-------- Data for this task
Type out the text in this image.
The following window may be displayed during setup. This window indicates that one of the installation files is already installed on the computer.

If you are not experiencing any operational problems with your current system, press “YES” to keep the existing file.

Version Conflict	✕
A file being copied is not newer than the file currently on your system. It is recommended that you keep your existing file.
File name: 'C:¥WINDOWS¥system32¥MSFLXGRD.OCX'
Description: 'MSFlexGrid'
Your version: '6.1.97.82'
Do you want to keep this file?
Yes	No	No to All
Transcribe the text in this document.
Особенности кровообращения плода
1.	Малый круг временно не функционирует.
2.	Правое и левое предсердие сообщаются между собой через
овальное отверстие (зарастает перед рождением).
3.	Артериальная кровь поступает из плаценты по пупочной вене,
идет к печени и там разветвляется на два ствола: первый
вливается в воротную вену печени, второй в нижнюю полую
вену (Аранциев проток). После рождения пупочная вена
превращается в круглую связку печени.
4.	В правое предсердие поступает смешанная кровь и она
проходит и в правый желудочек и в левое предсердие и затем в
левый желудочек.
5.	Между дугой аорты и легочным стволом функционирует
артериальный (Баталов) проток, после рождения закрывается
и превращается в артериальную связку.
----------------
-------- Data for this task
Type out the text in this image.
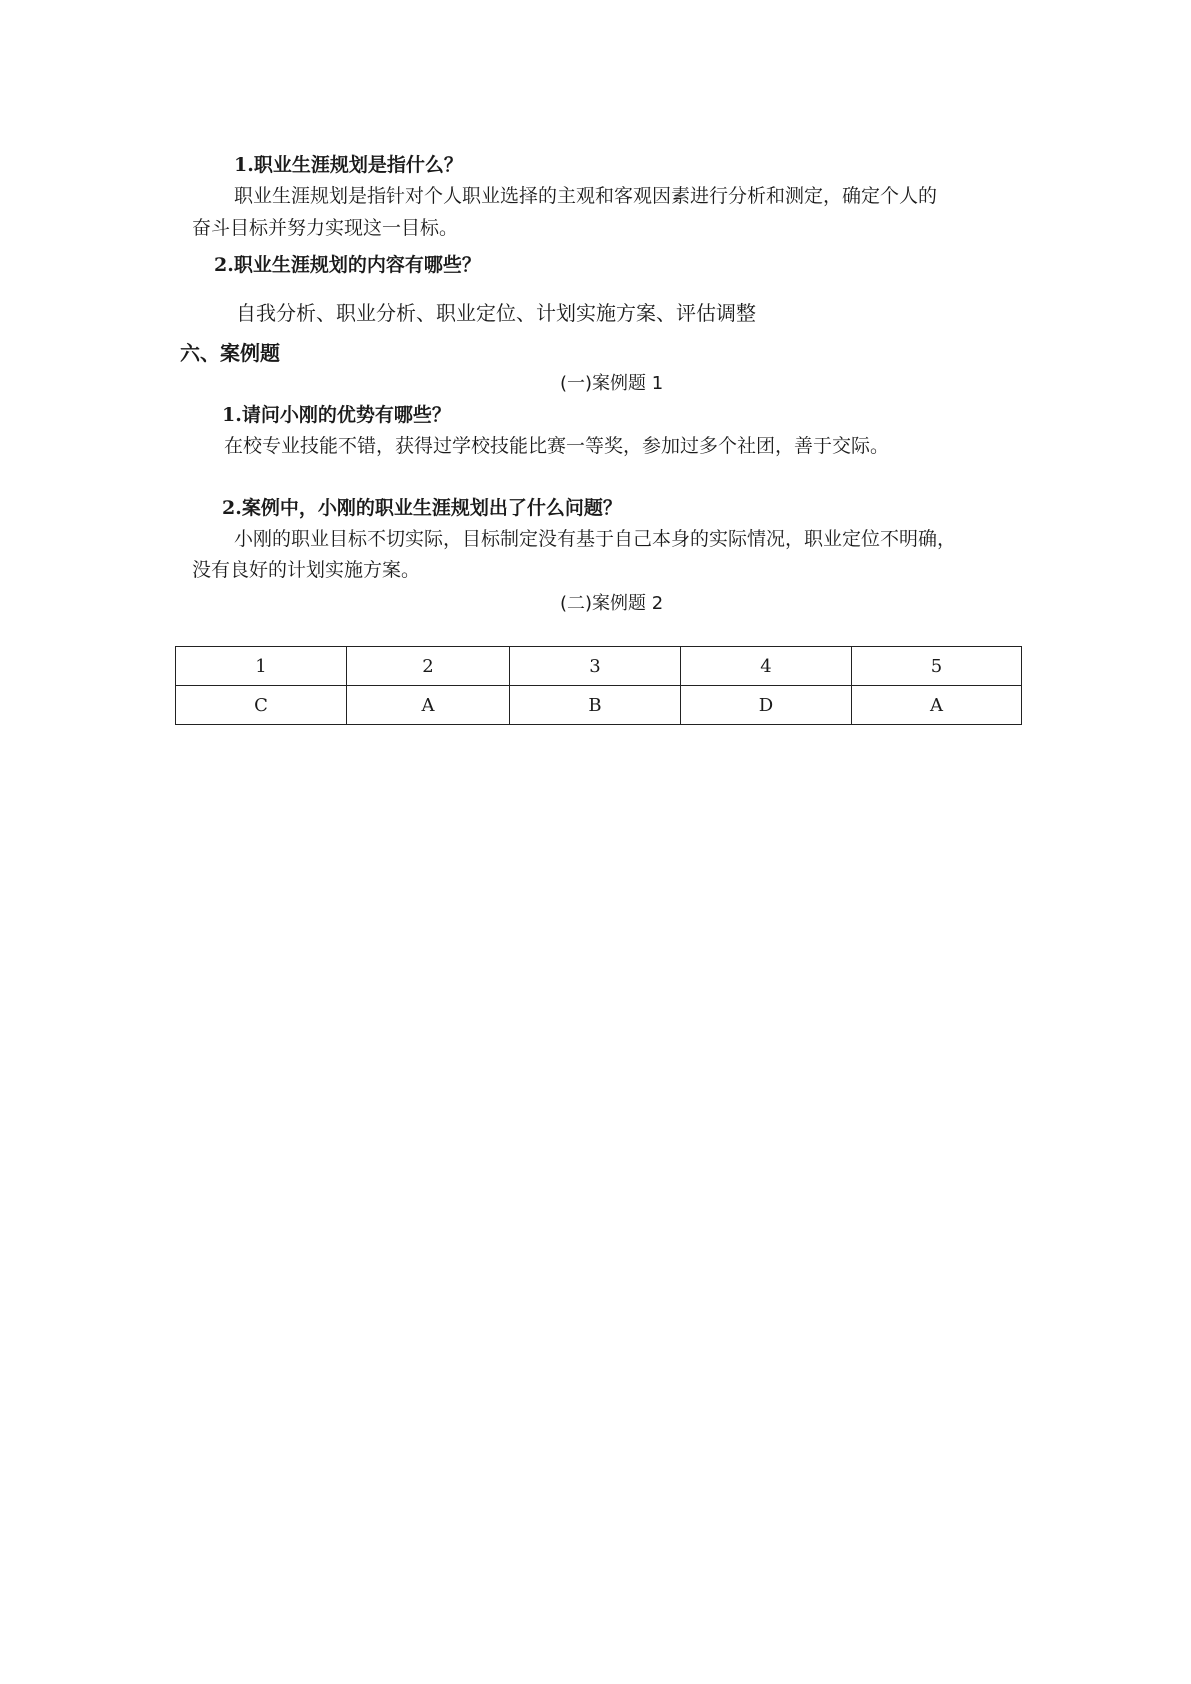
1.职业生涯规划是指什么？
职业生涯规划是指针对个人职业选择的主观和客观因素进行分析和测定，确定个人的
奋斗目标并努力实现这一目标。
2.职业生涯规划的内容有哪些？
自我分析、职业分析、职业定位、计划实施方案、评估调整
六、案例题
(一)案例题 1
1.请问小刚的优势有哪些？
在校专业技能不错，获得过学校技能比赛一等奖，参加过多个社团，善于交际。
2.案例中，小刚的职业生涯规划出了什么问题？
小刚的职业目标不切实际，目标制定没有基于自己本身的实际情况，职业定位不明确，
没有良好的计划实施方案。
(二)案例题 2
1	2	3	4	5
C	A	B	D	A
----------------
-------- Data for this task
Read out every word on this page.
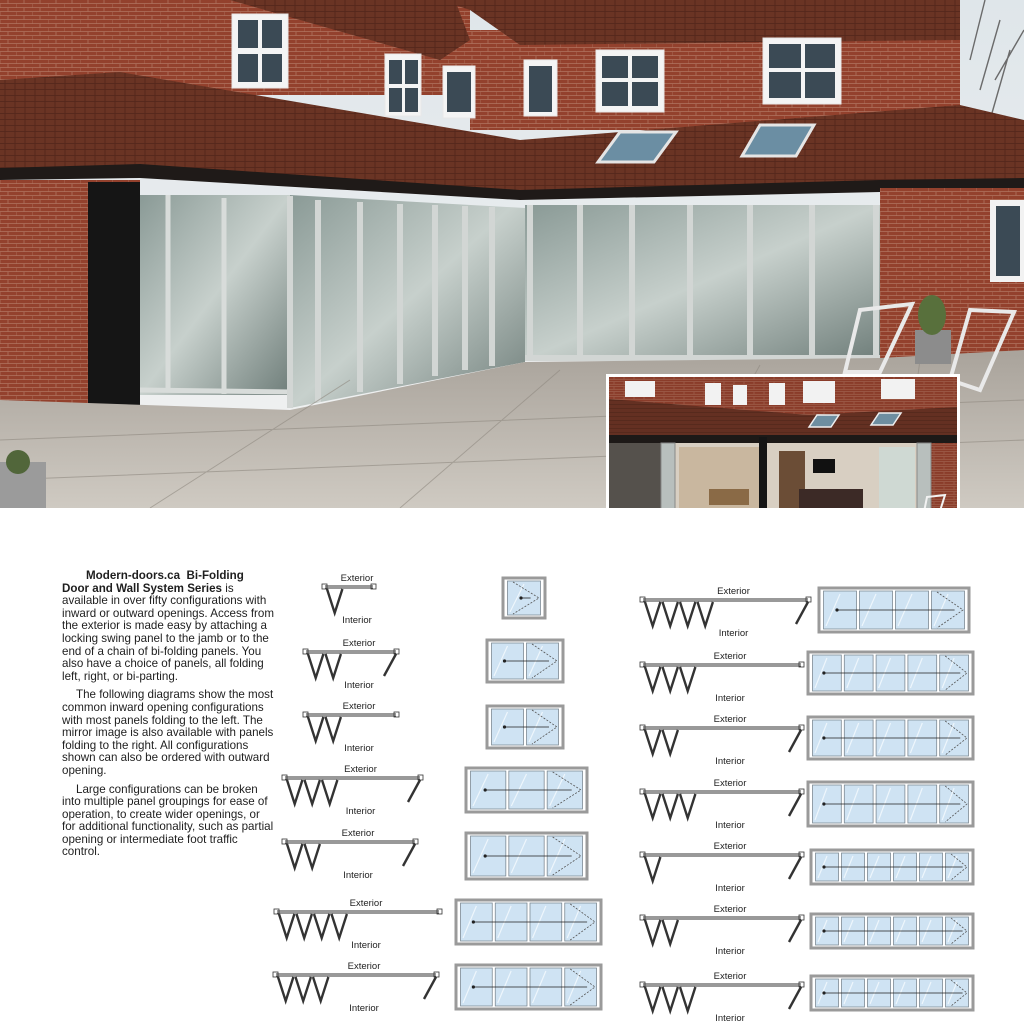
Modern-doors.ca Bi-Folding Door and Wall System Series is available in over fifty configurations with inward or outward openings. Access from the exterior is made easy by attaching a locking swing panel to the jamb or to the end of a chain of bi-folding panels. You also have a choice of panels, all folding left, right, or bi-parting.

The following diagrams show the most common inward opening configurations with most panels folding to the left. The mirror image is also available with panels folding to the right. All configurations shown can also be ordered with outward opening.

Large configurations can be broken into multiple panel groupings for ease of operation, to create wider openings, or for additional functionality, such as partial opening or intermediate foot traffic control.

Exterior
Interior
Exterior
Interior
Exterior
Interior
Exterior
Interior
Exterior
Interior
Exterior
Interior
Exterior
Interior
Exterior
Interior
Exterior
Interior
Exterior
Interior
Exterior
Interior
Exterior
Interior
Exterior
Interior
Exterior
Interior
----------------
**Exercise objective**
Identify all lines in the records above with the word "left".

**Exercise solution**
Modern-doors.ca Bi-Folding Door and Wall System Series is available in over fifty configurations with inward or outward openings. Access from the exterior is made easy by attaching a locking swing panel to the jamb or to the end of a chain of bi-folding panels. You also have a choice of panels, all folding left, right, or bi-parting.
The following diagrams show the most common inward opening configurations with most panels folding to the left. The mirror image is also available with panels folding to the right. All configurations shown can also be ordered with outward opening.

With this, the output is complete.